++++ Data records ++++

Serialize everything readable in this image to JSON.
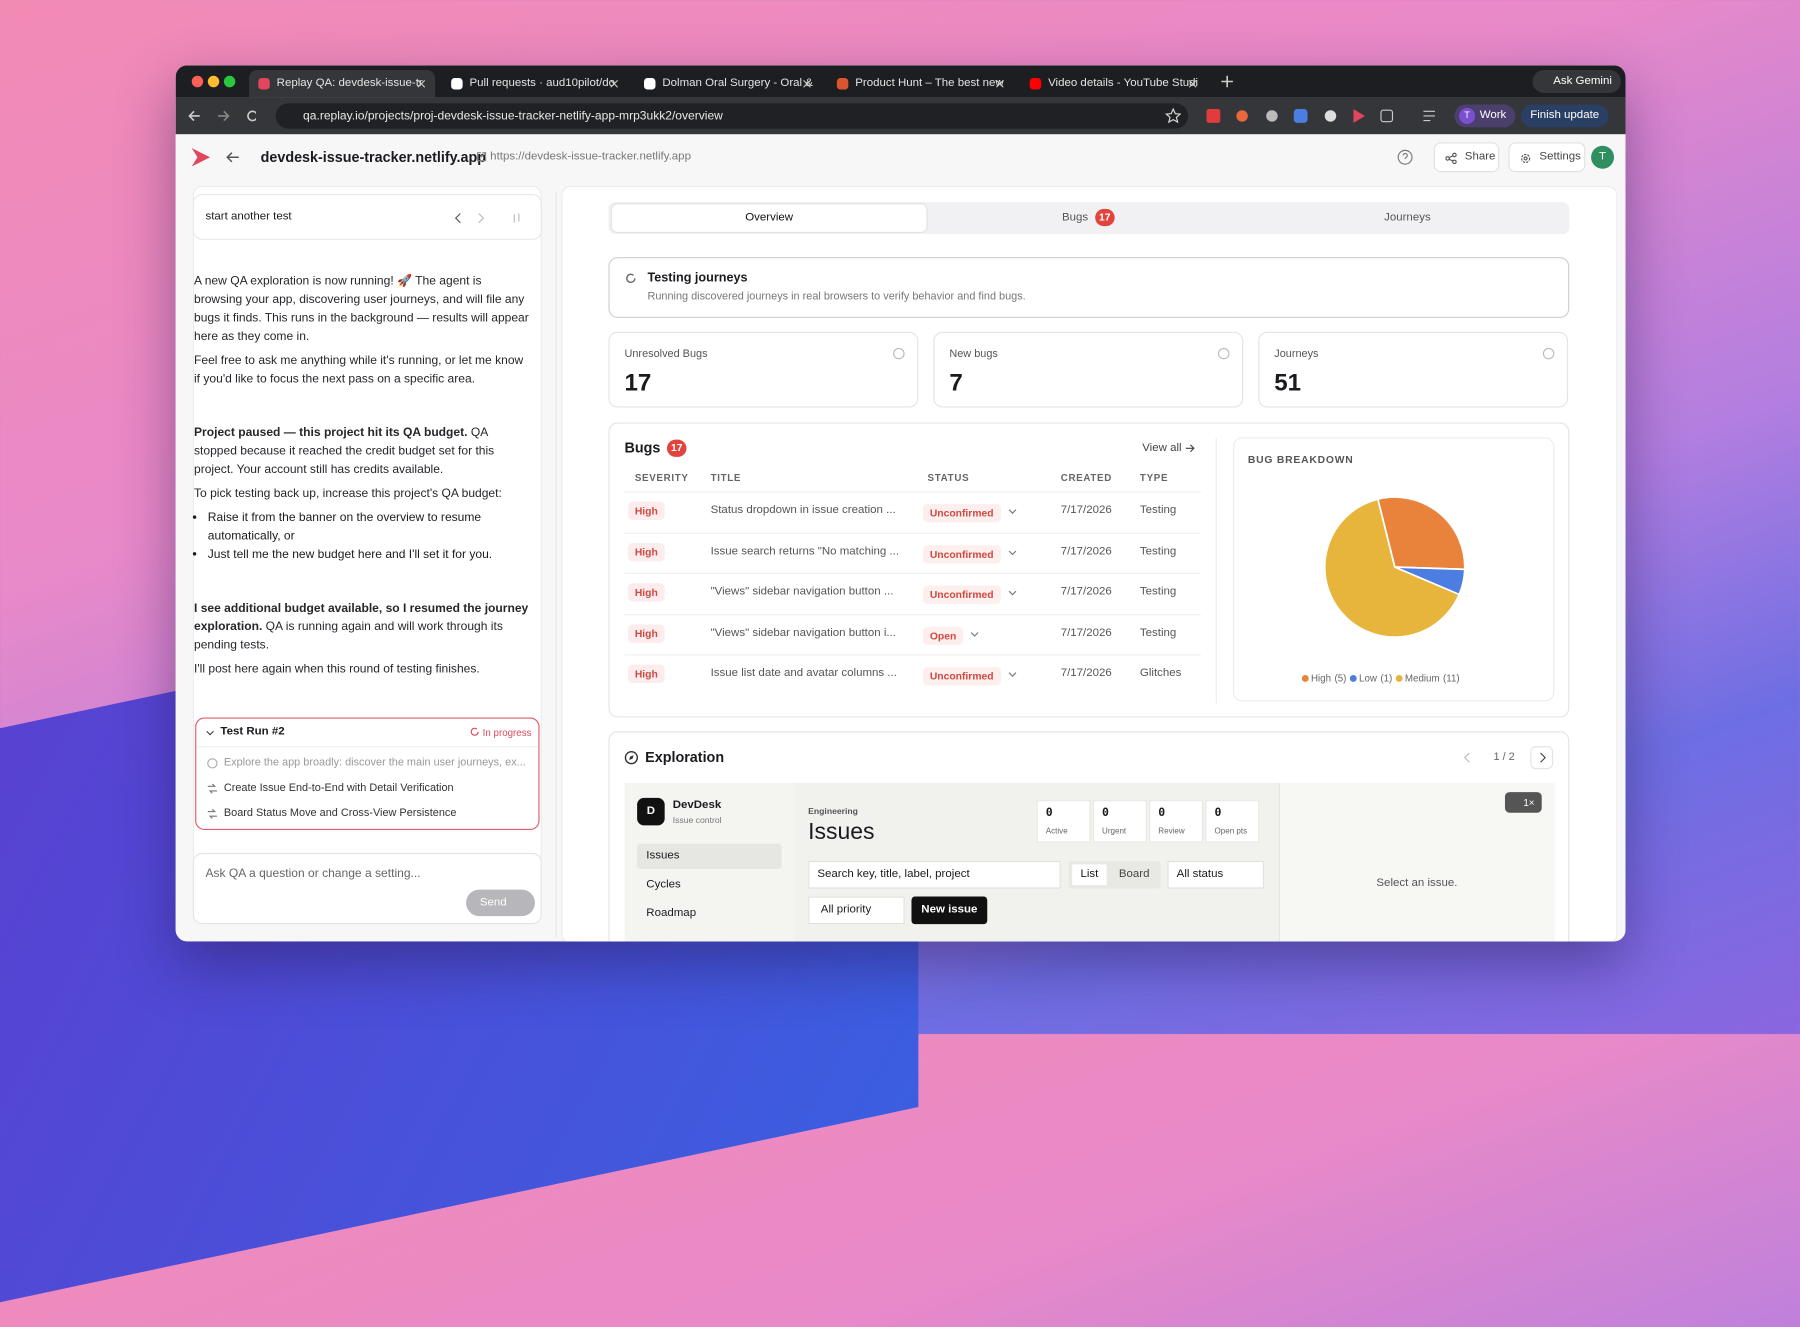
{
  "browser": {
    "tabs": [
      "Replay QA: devdesk-issue-tr",
      "Pull requests · aud10pilot/do",
      "Dolman Oral Surgery - Oral &",
      "Product Hunt – The best new",
      "Video details - YouTube Studi"
    ],
    "ask": "Ask Gemini",
    "url": "qa.replay.io/projects/proj-devdesk-issue-tracker-netlify-app-mrp3ukk2/overview",
    "profile_initial": "T",
    "profile": "Work",
    "update": "Finish update"
  },
  "header": {
    "site": "devdesk-issue-tracker.netlify.app",
    "link": "https://devdesk-issue-tracker.netlify.app",
    "share": "Share",
    "settings": "Settings",
    "avatar": "T"
  },
  "chat": {
    "title": "start another test",
    "message_1": [
      "A new QA exploration is now running! 🚀 The agent is browsing your app, discovering user journeys, and will file any bugs it finds. This runs in the background — results will appear here as they come in.",
      "Feel free to ask me anything while it's running, or let me know if you'd like to focus the next pass on a specific area."
    ],
    "message_2": {
      "lead": "Project paused — this project hit its QA budget.",
      "text": "QA stopped because it reached the credit budget set for this project. Your account still has credits available.",
      "prompt": "To pick testing back up, increase this project's QA budget:",
      "bullets": [
        "Raise it from the banner on the overview to resume automatically, or",
        "Just tell me the new budget here and I'll set it for you."
      ]
    },
    "message_3": {
      "lead": "I see additional budget available, so I resumed the journey exploration.",
      "text": "QA is running again and will work through its pending tests.",
      "closing": "I'll post here again when this round of testing finishes."
    },
    "test_run": {
      "title": "Test Run #2",
      "status": "In progress",
      "items": [
        "Explore the app broadly: discover the main user journeys, ex...",
        "Create Issue End-to-End with Detail Verification",
        "Board Status Move and Cross-View Persistence"
      ]
    },
    "input_placeholder": "Ask QA a question or change a setting...",
    "send": "Send"
  },
  "tabs": [
    {
      "label": "Overview"
    },
    {
      "label": "Bugs",
      "badge": 17
    },
    {
      "label": "Journeys"
    }
  ],
  "banner": {
    "title": "Testing journeys",
    "text": "Running discovered journeys in real browsers to verify behavior and find bugs."
  },
  "stats": [
    {
      "label": "Unresolved Bugs",
      "value": 17
    },
    {
      "label": "New bugs",
      "value": 7
    },
    {
      "label": "Journeys",
      "value": 51
    }
  ],
  "bugs": {
    "title": "Bugs",
    "count": 17,
    "view_all": "View all",
    "columns": [
      "SEVERITY",
      "TITLE",
      "STATUS",
      "CREATED",
      "TYPE"
    ],
    "rows": [
      [
        "High",
        "Status dropdown in issue creation ...",
        "Unconfirmed",
        "7/17/2026",
        "Testing"
      ],
      [
        "High",
        "Issue search returns \"No matching ...",
        "Unconfirmed",
        "7/17/2026",
        "Testing"
      ],
      [
        "High",
        "\"Views\" sidebar navigation button ...",
        "Unconfirmed",
        "7/17/2026",
        "Testing"
      ],
      [
        "High",
        "\"Views\" sidebar navigation button i...",
        "Open",
        "7/17/2026",
        "Testing"
      ],
      [
        "High",
        "Issue list date and avatar columns ...",
        "Unconfirmed",
        "7/17/2026",
        "Glitches"
      ]
    ]
  },
  "chart_data": {
    "type": "pie",
    "title": "BUG BREAKDOWN",
    "categories": [
      "High",
      "Low",
      "Medium"
    ],
    "values": [
      5,
      1,
      11
    ],
    "value_labels": [
      "(5)",
      "(1)",
      "(11)"
    ],
    "colors": [
      "#e9823a",
      "#4b7ee0",
      "#e7b43c"
    ]
  },
  "exploration": {
    "title": "Exploration",
    "pager": "1 / 2",
    "app": {
      "logo": "D",
      "brand": "DevDesk",
      "subtitle": "Issue control",
      "nav": [
        "Issues",
        "Cycles",
        "Roadmap"
      ],
      "crumb": "Engineering",
      "heading": "Issues",
      "counters": [
        {
          "value": 0,
          "label": "Active"
        },
        {
          "value": 0,
          "label": "Urgent"
        },
        {
          "value": 0,
          "label": "Review"
        },
        {
          "value": 0,
          "label": "Open pts"
        }
      ],
      "search": "Search key, title, label, project",
      "views": [
        "List",
        "Board"
      ],
      "status_filter": "All status",
      "priority_filter": "All priority",
      "new_issue": "New issue",
      "empty": "Select an issue.",
      "speed": "1×"
    }
  }
}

++++

What to work on » Your copy should hold every record word for word and none of the pictures.

The response »
Serialize everything readable in this image to JSON.
{
  "browser": {
    "tabs": [
      "Replay QA: devdesk-issue-tr",
      "Pull requests · aud10pilot/do",
      "Dolman Oral Surgery - Oral &",
      "Product Hunt – The best new",
      "Video details - YouTube Studi"
    ],
    "ask": "Ask Gemini",
    "url": "qa.replay.io/projects/proj-devdesk-issue-tracker-netlify-app-mrp3ukk2/overview",
    "profile_initial": "T",
    "profile": "Work",
    "update": "Finish update"
  },
  "header": {
    "site": "devdesk-issue-tracker.netlify.app",
    "link": "https://devdesk-issue-tracker.netlify.app",
    "share": "Share",
    "settings": "Settings",
    "avatar": "T"
  },
  "chat": {
    "title": "start another test",
    "message_1": [
      "A new QA exploration is now running! 🚀 The agent is browsing your app, discovering user journeys, and will file any bugs it finds. This runs in the background — results will appear here as they come in.",
      "Feel free to ask me anything while it's running, or let me know if you'd like to focus the next pass on a specific area."
    ],
    "message_2": {
      "lead": "Project paused — this project hit its QA budget.",
      "text": "QA stopped because it reached the credit budget set for this project. Your account still has credits available.",
      "prompt": "To pick testing back up, increase this project's QA budget:",
      "bullets": [
        "Raise it from the banner on the overview to resume automatically, or",
        "Just tell me the new budget here and I'll set it for you."
      ]
    },
    "message_3": {
      "lead": "I see additional budget available, so I resumed the journey exploration.",
      "text": "QA is running again and will work through its pending tests.",
      "closing": "I'll post here again when this round of testing finishes."
    },
    "test_run": {
      "title": "Test Run #2",
      "status": "In progress",
      "items": [
        "Explore the app broadly: discover the main user journeys, ex...",
        "Create Issue End-to-End with Detail Verification",
        "Board Status Move and Cross-View Persistence"
      ]
    },
    "input_placeholder": "Ask QA a question or change a setting...",
    "send": "Send"
  },
  "tabs": [
    {
      "label": "Overview"
    },
    {
      "label": "Bugs",
      "badge": 17
    },
    {
      "label": "Journeys"
    }
  ],
  "banner": {
    "title": "Testing journeys",
    "text": "Running discovered journeys in real browsers to verify behavior and find bugs."
  },
  "stats": [
    {
      "label": "Unresolved Bugs",
      "value": 17
    },
    {
      "label": "New bugs",
      "value": 7
    },
    {
      "label": "Journeys",
      "value": 51
    }
  ],
  "bugs": {
    "title": "Bugs",
    "count": 17,
    "view_all": "View all",
    "columns": [
      "SEVERITY",
      "TITLE",
      "STATUS",
      "CREATED",
      "TYPE"
    ],
    "rows": [
      [
        "High",
        "Status dropdown in issue creation ...",
        "Unconfirmed",
        "7/17/2026",
        "Testing"
      ],
      [
        "High",
        "Issue search returns \"No matching ...",
        "Unconfirmed",
        "7/17/2026",
        "Testing"
      ],
      [
        "High",
        "\"Views\" sidebar navigation button ...",
        "Unconfirmed",
        "7/17/2026",
        "Testing"
      ],
      [
        "High",
        "\"Views\" sidebar navigation button i...",
        "Open",
        "7/17/2026",
        "Testing"
      ],
      [
        "High",
        "Issue list date and avatar columns ...",
        "Unconfirmed",
        "7/17/2026",
        "Glitches"
      ]
    ]
  },
  "chart_data": {
    "type": "pie",
    "title": "BUG BREAKDOWN",
    "categories": [
      "High",
      "Low",
      "Medium"
    ],
    "values": [
      5,
      1,
      11
    ],
    "value_labels": [
      "(5)",
      "(1)",
      "(11)"
    ],
    "colors": [
      "#e9823a",
      "#4b7ee0",
      "#e7b43c"
    ]
  },
  "exploration": {
    "title": "Exploration",
    "pager": "1 / 2",
    "app": {
      "logo": "D",
      "brand": "DevDesk",
      "subtitle": "Issue control",
      "nav": [
        "Issues",
        "Cycles",
        "Roadmap"
      ],
      "crumb": "Engineering",
      "heading": "Issues",
      "counters": [
        {
          "value": 0,
          "label": "Active"
        },
        {
          "value": 0,
          "label": "Urgent"
        },
        {
          "value": 0,
          "label": "Review"
        },
        {
          "value": 0,
          "label": "Open pts"
        }
      ],
      "search": "Search key, title, label, project",
      "views": [
        "List",
        "Board"
      ],
      "status_filter": "All status",
      "priority_filter": "All priority",
      "new_issue": "New issue",
      "empty": "Select an issue.",
      "speed": "1×"
    }
  }
}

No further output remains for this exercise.